Oleh Tabrani Yunis
Direktur Center for Community Development and Education (CCDE) Banda Aceh
Beberapa waktu lalu, di awal tahun 2016, tepatnya bulan Januari 2016 saya ikut mengikuti dan menyimak berita menarik Aceh Barat Daya (ABDYA). Ya, Kabupaten yang tergolong baru ini sempat menjadi objek pemberitaan berbagai media, cetak, elektronik dan media- online di Aceh. Perhatian sejumlah media ke daerah tersebut karena Pemkab ABDYA) melakukan pencanangan Gerakan Gemar Membaca (GGM) di lapangan Persada Blang Pidie dengan melibatkan ribuan pelajar dari berbagai tingkat dan sejumlah instansi terkait.
Sebagai putra daerah, yang dilahirkan di Kecamatan Manggeng, Kabupaten tersebut, saya ikut merasa bangga dan senang serta layak memberikan apresiasi kepada Pemkab ABDYA atas prakarsa membangun gerakan gemar membaca tersebut. Saya terharu seraya berujar. Alhamdulilah. Saya sadar sekali bahwa pendeklarasian ini merupakan wujud bahwa Pemkab ABDYA sudah menemukan hakikat akar persoalan pendidikan di daerah ini. Ya, sesungguhnya rendahnya kualitas hidup, rendahnya pendidikan, baik kualitas siswa maupun kualitas guru bermuara dari persoalan rendahnya minat baca. Pemkab Abdya mulai sadar bahwa buruknya nilai UN dan hasil UKG guru serta lambannya pembangunan manusia di daerah ini, adalah akibat buruknya minat baca. Nilai UN, hasil rerata UKG dan masih rendahnya IPM adalah fakta yang ada di puncak gunung es. Sementara akarnya yang harus dilakukan transformasi selama ini tidak tampak dan tidak disadari. Pemkab dan Jajaran Dinas pendidikan sebelumnya hanya berperilaku memberikan reaksi terhadap fakta rendahnya kualitas UN, UKG dan yang lahir akibat dari rendahnya budaya baca.

※

Yang Dibutuhkan:
Tuliskan tanpa perubahan sedikit pun bagian artikel tentang Gerakan Gemar Membaca di ABDYA yang dibuka dengan kata-kata yang memuat "Oleh Tabrani Yunis" dan ditutup dengan "sejumlah instansi terkait.".

Data Mentah:
※

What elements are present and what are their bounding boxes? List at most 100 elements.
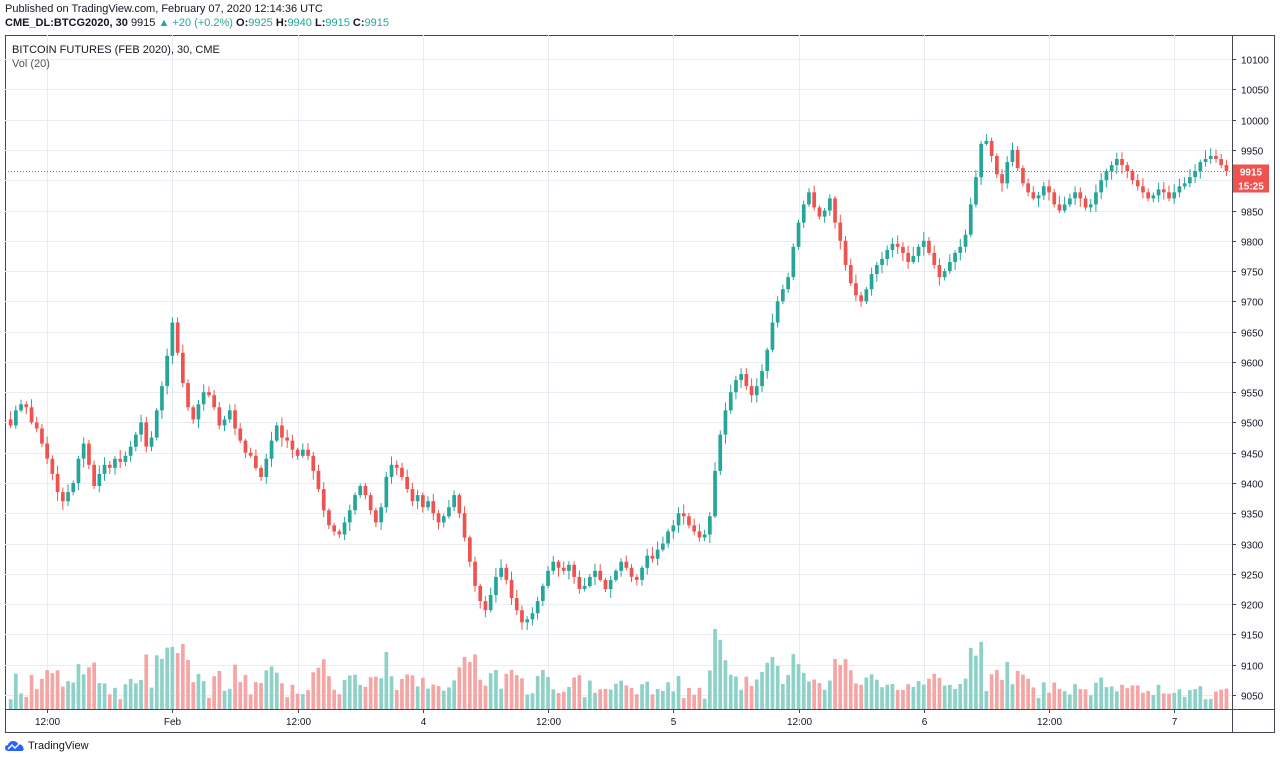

※

Jawaban Benar:
Oleh Tabrani Yunis
Direktur Center for Community Development and Education (CCDE) Banda Aceh
Beberapa waktu lalu, di awal tahun 2016, tepatnya bulan Januari 2016 saya ikut mengikuti dan menyimak berita menarik Aceh Barat Daya (ABDYA). Ya, Kabupaten yang tergolong baru ini sempat menjadi objek pemberitaan berbagai media, cetak, elektronik dan media- online di Aceh. Perhatian sejumlah media ke daerah tersebut karena Pemkab ABDYA) melakukan pencanangan Gerakan Gemar Membaca (GGM) di lapangan Persada Blang Pidie dengan melibatkan ribuan pelajar dari berbagai tingkat dan sejumlah instansi terkait.